> TASK OBJECTIVE
Echo the following lines back without changing anything.

> EXERCISE INPUT

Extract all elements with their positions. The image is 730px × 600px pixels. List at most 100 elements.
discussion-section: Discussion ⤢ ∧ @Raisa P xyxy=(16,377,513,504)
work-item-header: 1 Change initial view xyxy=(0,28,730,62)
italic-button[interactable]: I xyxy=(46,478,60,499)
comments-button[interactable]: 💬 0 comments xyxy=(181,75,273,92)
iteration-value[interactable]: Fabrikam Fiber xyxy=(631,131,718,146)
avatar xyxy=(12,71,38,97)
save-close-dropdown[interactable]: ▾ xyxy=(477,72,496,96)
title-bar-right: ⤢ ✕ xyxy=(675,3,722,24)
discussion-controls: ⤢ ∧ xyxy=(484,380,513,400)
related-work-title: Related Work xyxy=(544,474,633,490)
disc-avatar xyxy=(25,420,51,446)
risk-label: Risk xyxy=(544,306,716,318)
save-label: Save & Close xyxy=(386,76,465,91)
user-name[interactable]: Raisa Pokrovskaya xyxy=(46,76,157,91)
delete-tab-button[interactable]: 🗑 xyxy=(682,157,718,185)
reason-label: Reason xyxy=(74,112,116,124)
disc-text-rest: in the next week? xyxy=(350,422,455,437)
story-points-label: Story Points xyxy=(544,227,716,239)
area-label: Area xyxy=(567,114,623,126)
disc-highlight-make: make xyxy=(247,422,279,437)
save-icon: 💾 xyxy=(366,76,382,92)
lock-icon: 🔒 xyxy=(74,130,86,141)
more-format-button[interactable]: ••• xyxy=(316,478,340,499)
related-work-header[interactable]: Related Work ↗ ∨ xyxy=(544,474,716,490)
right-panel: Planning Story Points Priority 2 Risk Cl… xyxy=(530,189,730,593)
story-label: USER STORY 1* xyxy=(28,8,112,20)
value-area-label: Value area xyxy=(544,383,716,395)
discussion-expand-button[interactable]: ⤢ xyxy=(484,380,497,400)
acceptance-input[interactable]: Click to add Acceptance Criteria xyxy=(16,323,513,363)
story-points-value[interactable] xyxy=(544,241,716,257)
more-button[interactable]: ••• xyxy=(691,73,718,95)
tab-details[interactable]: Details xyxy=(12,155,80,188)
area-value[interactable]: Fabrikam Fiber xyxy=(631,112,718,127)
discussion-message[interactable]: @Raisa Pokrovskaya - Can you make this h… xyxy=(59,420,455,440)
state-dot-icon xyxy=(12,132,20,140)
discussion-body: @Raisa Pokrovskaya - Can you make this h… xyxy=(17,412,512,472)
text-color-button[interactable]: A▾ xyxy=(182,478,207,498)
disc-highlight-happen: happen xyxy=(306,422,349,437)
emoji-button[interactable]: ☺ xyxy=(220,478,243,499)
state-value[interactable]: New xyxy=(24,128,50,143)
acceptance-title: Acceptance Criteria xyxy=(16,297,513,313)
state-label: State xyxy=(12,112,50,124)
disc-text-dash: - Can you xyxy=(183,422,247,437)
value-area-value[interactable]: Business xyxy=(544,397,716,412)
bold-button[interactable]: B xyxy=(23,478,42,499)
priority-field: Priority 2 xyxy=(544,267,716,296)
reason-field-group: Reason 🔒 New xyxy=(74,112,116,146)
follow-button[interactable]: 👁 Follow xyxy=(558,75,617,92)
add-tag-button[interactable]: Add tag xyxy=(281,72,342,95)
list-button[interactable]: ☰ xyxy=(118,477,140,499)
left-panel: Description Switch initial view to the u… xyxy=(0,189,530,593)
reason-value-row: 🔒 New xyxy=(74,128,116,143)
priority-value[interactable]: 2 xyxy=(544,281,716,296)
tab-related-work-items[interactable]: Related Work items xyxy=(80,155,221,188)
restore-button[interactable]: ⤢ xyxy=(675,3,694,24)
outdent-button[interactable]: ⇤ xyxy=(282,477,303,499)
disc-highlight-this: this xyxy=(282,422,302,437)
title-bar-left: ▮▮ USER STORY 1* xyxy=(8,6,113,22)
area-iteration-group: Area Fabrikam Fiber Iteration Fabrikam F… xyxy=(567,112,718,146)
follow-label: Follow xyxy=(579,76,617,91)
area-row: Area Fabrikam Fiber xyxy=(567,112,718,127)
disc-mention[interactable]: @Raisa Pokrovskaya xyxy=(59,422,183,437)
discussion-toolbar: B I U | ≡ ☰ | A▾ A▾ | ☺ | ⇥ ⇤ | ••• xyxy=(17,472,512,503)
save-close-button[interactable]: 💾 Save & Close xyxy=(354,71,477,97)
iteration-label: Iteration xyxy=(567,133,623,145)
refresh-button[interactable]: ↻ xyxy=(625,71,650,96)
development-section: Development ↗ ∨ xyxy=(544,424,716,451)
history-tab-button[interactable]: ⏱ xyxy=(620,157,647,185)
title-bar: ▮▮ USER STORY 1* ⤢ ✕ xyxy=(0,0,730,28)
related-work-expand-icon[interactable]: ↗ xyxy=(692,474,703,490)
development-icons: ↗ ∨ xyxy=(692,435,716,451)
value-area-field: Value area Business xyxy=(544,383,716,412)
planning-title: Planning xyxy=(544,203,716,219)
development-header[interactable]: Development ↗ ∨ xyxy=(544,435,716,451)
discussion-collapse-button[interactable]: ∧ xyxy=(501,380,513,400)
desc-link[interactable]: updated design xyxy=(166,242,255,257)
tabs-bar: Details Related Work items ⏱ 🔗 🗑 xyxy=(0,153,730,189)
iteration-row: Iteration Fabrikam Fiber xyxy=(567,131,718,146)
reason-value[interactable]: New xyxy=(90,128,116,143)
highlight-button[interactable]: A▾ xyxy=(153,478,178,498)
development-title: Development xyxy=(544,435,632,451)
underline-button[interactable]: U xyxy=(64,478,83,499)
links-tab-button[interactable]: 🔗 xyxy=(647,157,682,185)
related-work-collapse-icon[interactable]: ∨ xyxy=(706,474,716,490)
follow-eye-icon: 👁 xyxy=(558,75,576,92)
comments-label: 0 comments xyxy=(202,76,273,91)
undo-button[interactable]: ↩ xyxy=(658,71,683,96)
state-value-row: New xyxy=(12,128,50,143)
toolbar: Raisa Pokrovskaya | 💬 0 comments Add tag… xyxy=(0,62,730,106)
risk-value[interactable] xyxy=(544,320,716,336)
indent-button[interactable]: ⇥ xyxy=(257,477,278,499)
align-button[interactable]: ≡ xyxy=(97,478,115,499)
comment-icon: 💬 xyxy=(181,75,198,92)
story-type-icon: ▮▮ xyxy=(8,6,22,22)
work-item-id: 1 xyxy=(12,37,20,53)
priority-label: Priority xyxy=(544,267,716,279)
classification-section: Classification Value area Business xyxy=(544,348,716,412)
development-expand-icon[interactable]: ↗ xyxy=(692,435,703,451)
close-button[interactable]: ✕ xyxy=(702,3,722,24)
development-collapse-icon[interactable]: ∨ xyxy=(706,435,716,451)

> RESPONSE TO THE TASK
Extract all elements with their positions. The image is 730px × 600px pixels. List at most 100 elements.
discussion-section: Discussion ⤢ ∧ @Raisa P xyxy=(16,377,513,504)
work-item-header: 1 Change initial view xyxy=(0,28,730,62)
italic-button[interactable]: I xyxy=(46,478,60,499)
comments-button[interactable]: 💬 0 comments xyxy=(181,75,273,92)
iteration-value[interactable]: Fabrikam Fiber xyxy=(631,131,718,146)
avatar xyxy=(12,71,38,97)
save-close-dropdown[interactable]: ▾ xyxy=(477,72,496,96)
title-bar-right: ⤢ ✕ xyxy=(675,3,722,24)
discussion-controls: ⤢ ∧ xyxy=(484,380,513,400)
related-work-title: Related Work xyxy=(544,474,633,490)
disc-avatar xyxy=(25,420,51,446)
risk-label: Risk xyxy=(544,306,716,318)
save-label: Save & Close xyxy=(386,76,465,91)
user-name[interactable]: Raisa Pokrovskaya xyxy=(46,76,157,91)
delete-tab-button[interactable]: 🗑 xyxy=(682,157,718,185)
reason-label: Reason xyxy=(74,112,116,124)
disc-text-rest: in the next week? xyxy=(350,422,455,437)
story-points-label: Story Points xyxy=(544,227,716,239)
area-label: Area xyxy=(567,114,623,126)
disc-highlight-make: make xyxy=(247,422,279,437)
save-icon: 💾 xyxy=(366,76,382,92)
lock-icon: 🔒 xyxy=(74,130,86,141)
more-format-button[interactable]: ••• xyxy=(316,478,340,499)
related-work-header[interactable]: Related Work ↗ ∨ xyxy=(544,474,716,490)
right-panel: Planning Story Points Priority 2 Risk Cl… xyxy=(530,189,730,593)
story-label: USER STORY 1* xyxy=(28,8,112,20)
value-area-label: Value area xyxy=(544,383,716,395)
discussion-expand-button[interactable]: ⤢ xyxy=(484,380,497,400)
acceptance-input[interactable]: Click to add Acceptance Criteria xyxy=(16,323,513,363)
story-points-value[interactable] xyxy=(544,241,716,257)
more-button[interactable]: ••• xyxy=(691,73,718,95)
tab-details[interactable]: Details xyxy=(12,155,80,188)
area-value[interactable]: Fabrikam Fiber xyxy=(631,112,718,127)
discussion-message[interactable]: @Raisa Pokrovskaya - Can you make this h… xyxy=(59,420,455,440)
state-dot-icon xyxy=(12,132,20,140)
discussion-body: @Raisa Pokrovskaya - Can you make this h… xyxy=(17,412,512,472)
text-color-button[interactable]: A▾ xyxy=(182,478,207,498)
disc-highlight-happen: happen xyxy=(306,422,349,437)
emoji-button[interactable]: ☺ xyxy=(220,478,243,499)
state-value[interactable]: New xyxy=(24,128,50,143)
acceptance-title: Acceptance Criteria xyxy=(16,297,513,313)
state-label: State xyxy=(12,112,50,124)
disc-text-dash: - Can you xyxy=(183,422,247,437)
value-area-value[interactable]: Business xyxy=(544,397,716,412)
bold-button[interactable]: B xyxy=(23,478,42,499)
priority-field: Priority 2 xyxy=(544,267,716,296)
reason-field-group: Reason 🔒 New xyxy=(74,112,116,146)
follow-button[interactable]: 👁 Follow xyxy=(558,75,617,92)
add-tag-button[interactable]: Add tag xyxy=(281,72,342,95)
list-button[interactable]: ☰ xyxy=(118,477,140,499)
left-panel: Description Switch initial view to the u… xyxy=(0,189,530,593)
reason-value-row: 🔒 New xyxy=(74,128,116,143)
priority-value[interactable]: 2 xyxy=(544,281,716,296)
tab-related-work-items[interactable]: Related Work items xyxy=(80,155,221,188)
restore-button[interactable]: ⤢ xyxy=(675,3,694,24)
outdent-button[interactable]: ⇤ xyxy=(282,477,303,499)
disc-highlight-this: this xyxy=(282,422,302,437)
title-bar-left: ▮▮ USER STORY 1* xyxy=(8,6,113,22)
area-iteration-group: Area Fabrikam Fiber Iteration Fabrikam F… xyxy=(567,112,718,146)
follow-label: Follow xyxy=(579,76,617,91)
area-row: Area Fabrikam Fiber xyxy=(567,112,718,127)
disc-mention[interactable]: @Raisa Pokrovskaya xyxy=(59,422,183,437)
discussion-toolbar: B I U | ≡ ☰ | A▾ A▾ | ☺ | ⇥ ⇤ | ••• xyxy=(17,472,512,503)
save-close-button[interactable]: 💾 Save & Close xyxy=(354,71,477,97)
iteration-label: Iteration xyxy=(567,133,623,145)
refresh-button[interactable]: ↻ xyxy=(625,71,650,96)
development-section: Development ↗ ∨ xyxy=(544,424,716,451)
history-tab-button[interactable]: ⏱ xyxy=(620,157,647,185)
title-bar: ▮▮ USER STORY 1* ⤢ ✕ xyxy=(0,0,730,28)
related-work-expand-icon[interactable]: ↗ xyxy=(692,474,703,490)
development-icons: ↗ ∨ xyxy=(692,435,716,451)
value-area-field: Value area Business xyxy=(544,383,716,412)
planning-title: Planning xyxy=(544,203,716,219)
development-header[interactable]: Development ↗ ∨ xyxy=(544,435,716,451)
discussion-collapse-button[interactable]: ∧ xyxy=(501,380,513,400)
desc-link[interactable]: updated design xyxy=(166,242,255,257)
tabs-bar: Details Related Work items ⏱ 🔗 🗑 xyxy=(0,153,730,189)
iteration-row: Iteration Fabrikam Fiber xyxy=(567,131,718,146)
reason-value[interactable]: New xyxy=(90,128,116,143)
highlight-button[interactable]: A▾ xyxy=(153,478,178,498)
development-title: Development xyxy=(544,435,632,451)
underline-button[interactable]: U xyxy=(64,478,83,499)
links-tab-button[interactable]: 🔗 xyxy=(647,157,682,185)
related-work-collapse-icon[interactable]: ∨ xyxy=(706,474,716,490)
follow-eye-icon: 👁 xyxy=(558,75,576,92)
comments-label: 0 comments xyxy=(202,76,273,91)
undo-button[interactable]: ↩ xyxy=(658,71,683,96)
state-value-row: New xyxy=(12,128,50,143)
toolbar: Raisa Pokrovskaya | 💬 0 comments Add tag… xyxy=(0,62,730,106)
risk-value[interactable] xyxy=(544,320,716,336)
indent-button[interactable]: ⇥ xyxy=(257,477,278,499)
align-button[interactable]: ≡ xyxy=(97,478,115,499)
comment-icon: 💬 xyxy=(181,75,198,92)
story-type-icon: ▮▮ xyxy=(8,6,22,22)
work-item-id: 1 xyxy=(12,37,20,53)
priority-label: Priority xyxy=(544,267,716,279)
classification-section: Classification Value area Business xyxy=(544,348,716,412)
development-expand-icon[interactable]: ↗ xyxy=(692,435,703,451)
close-button[interactable]: ✕ xyxy=(702,3,722,24)
development-collapse-icon[interactable]: ∨ xyxy=(706,435,716,451)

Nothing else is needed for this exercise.